> **Stated goal**
Using the records below, please work out how many lines contain "Степаново"; answer with the number alone.

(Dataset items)

_ _ _ _ _ _ _

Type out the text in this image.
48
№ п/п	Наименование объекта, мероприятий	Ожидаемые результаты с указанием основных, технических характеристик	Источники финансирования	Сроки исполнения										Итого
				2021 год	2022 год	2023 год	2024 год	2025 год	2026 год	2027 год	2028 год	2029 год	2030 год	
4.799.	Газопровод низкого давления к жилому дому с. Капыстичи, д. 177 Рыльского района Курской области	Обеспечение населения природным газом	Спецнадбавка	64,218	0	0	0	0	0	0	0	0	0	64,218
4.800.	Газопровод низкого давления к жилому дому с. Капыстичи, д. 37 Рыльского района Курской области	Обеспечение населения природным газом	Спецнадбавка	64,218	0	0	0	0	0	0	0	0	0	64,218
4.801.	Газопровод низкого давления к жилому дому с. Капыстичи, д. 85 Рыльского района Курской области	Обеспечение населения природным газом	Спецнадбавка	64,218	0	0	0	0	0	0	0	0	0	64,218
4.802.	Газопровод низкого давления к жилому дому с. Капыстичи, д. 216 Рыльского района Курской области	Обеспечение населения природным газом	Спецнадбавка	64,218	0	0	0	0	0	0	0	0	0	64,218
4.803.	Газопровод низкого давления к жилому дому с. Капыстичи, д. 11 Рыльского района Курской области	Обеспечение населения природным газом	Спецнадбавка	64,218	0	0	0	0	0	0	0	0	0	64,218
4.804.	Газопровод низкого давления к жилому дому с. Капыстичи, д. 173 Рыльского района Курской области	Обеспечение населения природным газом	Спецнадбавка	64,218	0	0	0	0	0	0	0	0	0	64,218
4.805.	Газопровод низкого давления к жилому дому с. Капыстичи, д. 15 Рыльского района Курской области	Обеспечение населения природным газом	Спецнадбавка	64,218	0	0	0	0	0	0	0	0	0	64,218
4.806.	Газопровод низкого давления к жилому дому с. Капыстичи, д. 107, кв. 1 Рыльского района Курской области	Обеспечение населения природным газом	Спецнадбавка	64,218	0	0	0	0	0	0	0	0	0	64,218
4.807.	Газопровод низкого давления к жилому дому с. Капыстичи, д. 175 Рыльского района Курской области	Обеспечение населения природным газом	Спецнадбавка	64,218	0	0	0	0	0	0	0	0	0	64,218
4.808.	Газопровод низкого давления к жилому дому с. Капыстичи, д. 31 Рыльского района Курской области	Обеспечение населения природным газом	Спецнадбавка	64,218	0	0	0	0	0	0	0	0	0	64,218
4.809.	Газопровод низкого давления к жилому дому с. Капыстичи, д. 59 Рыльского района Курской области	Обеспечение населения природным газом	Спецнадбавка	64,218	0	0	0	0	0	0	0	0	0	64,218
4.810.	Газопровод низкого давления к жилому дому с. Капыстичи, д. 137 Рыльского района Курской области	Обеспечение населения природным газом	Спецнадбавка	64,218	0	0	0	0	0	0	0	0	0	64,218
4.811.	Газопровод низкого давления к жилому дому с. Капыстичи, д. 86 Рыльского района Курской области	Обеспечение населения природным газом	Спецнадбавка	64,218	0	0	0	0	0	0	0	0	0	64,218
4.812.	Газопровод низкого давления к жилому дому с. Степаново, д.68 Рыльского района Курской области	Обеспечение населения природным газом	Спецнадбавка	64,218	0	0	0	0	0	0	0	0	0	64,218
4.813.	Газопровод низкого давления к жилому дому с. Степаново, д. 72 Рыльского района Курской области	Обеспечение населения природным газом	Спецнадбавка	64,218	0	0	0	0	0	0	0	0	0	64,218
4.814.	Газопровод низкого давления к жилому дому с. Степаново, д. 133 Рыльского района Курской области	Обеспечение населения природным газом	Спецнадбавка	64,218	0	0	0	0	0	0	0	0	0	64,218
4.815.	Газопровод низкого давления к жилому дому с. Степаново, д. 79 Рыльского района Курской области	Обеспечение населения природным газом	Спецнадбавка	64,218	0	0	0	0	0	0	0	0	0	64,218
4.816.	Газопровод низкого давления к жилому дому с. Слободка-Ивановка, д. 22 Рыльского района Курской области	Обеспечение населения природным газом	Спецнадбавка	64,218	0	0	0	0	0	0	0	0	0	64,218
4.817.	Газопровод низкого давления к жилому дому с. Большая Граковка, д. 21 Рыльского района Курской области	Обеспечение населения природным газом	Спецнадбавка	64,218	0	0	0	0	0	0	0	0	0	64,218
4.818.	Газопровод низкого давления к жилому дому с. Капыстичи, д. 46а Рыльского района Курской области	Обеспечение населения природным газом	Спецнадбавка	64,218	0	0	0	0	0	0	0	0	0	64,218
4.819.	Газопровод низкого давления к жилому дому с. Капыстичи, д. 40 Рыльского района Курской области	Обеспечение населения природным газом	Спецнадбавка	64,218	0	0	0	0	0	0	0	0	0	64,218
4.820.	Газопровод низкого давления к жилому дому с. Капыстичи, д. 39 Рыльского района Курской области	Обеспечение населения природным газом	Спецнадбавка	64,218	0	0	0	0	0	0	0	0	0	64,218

_ _ _ _ _ _ _

> **Answer for the task**
4